**Your instructions**
Pick out every line that holds the string "Changes" and copy it.

Dataset records:
* Start *

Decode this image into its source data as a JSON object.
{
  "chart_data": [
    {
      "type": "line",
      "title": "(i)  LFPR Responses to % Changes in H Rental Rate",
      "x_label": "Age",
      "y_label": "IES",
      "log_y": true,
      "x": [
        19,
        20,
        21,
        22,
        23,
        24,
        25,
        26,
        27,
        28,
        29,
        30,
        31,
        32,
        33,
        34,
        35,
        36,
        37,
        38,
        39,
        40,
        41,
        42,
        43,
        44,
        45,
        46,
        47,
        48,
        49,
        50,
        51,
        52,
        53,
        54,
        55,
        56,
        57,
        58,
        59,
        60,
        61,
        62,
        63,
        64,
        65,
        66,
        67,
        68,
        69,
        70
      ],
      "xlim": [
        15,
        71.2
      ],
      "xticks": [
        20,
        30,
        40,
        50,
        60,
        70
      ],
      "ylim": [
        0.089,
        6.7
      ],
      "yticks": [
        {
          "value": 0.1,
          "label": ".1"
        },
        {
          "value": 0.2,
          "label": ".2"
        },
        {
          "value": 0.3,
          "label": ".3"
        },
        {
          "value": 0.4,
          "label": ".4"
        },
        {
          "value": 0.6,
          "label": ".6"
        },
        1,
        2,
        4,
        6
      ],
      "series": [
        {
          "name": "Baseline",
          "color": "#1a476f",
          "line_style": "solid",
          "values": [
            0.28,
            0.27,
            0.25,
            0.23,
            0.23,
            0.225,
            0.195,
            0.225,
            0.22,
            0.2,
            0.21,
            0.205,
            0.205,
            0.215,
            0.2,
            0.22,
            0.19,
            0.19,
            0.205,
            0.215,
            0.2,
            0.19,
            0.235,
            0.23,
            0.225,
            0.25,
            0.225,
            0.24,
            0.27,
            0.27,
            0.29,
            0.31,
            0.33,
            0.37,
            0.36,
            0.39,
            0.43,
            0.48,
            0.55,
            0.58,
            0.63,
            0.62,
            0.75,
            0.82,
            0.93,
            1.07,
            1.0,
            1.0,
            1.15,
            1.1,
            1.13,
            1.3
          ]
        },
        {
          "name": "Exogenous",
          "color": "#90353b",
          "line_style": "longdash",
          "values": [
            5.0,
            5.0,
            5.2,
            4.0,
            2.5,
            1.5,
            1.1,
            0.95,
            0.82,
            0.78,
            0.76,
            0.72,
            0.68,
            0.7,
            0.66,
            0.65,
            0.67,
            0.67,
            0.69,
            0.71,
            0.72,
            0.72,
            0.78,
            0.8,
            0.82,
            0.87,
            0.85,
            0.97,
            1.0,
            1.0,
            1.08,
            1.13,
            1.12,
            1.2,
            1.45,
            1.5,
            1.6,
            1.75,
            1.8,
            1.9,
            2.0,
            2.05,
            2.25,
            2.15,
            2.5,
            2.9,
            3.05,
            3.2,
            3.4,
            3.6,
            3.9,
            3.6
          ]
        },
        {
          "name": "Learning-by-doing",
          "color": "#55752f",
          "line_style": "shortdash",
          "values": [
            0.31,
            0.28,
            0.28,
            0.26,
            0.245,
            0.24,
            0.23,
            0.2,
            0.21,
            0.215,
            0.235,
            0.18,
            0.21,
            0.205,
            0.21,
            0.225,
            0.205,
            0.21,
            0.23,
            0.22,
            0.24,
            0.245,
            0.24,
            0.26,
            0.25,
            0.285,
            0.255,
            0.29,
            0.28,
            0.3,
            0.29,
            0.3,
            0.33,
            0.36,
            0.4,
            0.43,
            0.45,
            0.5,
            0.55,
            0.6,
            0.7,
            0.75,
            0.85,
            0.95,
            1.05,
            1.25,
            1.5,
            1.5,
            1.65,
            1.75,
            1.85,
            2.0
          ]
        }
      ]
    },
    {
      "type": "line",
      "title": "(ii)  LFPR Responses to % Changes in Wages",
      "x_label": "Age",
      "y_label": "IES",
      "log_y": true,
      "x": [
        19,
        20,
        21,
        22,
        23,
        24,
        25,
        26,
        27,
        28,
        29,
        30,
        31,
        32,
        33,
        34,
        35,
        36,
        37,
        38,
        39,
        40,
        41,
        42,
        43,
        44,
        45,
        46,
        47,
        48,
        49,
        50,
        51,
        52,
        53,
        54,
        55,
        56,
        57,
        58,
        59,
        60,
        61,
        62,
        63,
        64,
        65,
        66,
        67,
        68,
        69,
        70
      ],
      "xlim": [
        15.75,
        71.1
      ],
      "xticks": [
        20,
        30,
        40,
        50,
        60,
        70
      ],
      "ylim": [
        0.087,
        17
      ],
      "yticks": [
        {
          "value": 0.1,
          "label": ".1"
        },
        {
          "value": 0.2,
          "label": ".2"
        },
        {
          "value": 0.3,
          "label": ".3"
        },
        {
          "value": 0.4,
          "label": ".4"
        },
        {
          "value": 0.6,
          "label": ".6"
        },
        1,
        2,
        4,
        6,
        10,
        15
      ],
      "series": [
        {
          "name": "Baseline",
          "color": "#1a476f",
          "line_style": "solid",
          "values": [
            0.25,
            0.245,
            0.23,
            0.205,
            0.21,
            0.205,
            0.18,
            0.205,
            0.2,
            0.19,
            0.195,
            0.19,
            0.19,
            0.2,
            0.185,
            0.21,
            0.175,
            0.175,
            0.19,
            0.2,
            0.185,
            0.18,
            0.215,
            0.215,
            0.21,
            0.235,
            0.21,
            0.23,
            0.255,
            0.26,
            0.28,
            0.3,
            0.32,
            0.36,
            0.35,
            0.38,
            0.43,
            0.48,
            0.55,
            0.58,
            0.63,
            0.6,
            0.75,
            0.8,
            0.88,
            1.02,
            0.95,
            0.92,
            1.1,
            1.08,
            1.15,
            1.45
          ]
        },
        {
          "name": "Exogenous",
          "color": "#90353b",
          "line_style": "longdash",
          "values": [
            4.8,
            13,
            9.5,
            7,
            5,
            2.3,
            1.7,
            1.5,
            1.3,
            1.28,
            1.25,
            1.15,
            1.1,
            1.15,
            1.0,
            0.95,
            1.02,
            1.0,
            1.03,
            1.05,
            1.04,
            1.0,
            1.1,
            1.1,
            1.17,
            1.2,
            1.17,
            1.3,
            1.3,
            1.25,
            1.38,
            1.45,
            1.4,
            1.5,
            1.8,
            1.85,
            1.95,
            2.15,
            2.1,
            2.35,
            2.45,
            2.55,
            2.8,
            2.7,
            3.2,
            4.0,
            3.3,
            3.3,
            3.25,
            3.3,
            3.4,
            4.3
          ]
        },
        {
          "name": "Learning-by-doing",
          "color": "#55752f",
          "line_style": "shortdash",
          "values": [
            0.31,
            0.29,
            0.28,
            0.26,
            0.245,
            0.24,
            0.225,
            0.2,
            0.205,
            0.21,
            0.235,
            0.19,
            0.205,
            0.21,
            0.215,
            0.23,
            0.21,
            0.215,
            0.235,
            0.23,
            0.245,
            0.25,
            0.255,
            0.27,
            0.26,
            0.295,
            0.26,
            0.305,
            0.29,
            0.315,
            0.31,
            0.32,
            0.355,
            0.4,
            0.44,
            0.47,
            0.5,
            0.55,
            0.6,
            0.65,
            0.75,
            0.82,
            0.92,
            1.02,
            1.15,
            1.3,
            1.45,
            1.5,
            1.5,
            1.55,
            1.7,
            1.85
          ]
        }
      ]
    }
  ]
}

* End *

**Written solution**
      "title": "(i)  LFPR Responses to % Changes in H Rental Rate",
      "title": "(ii)  LFPR Responses to % Changes in Wages",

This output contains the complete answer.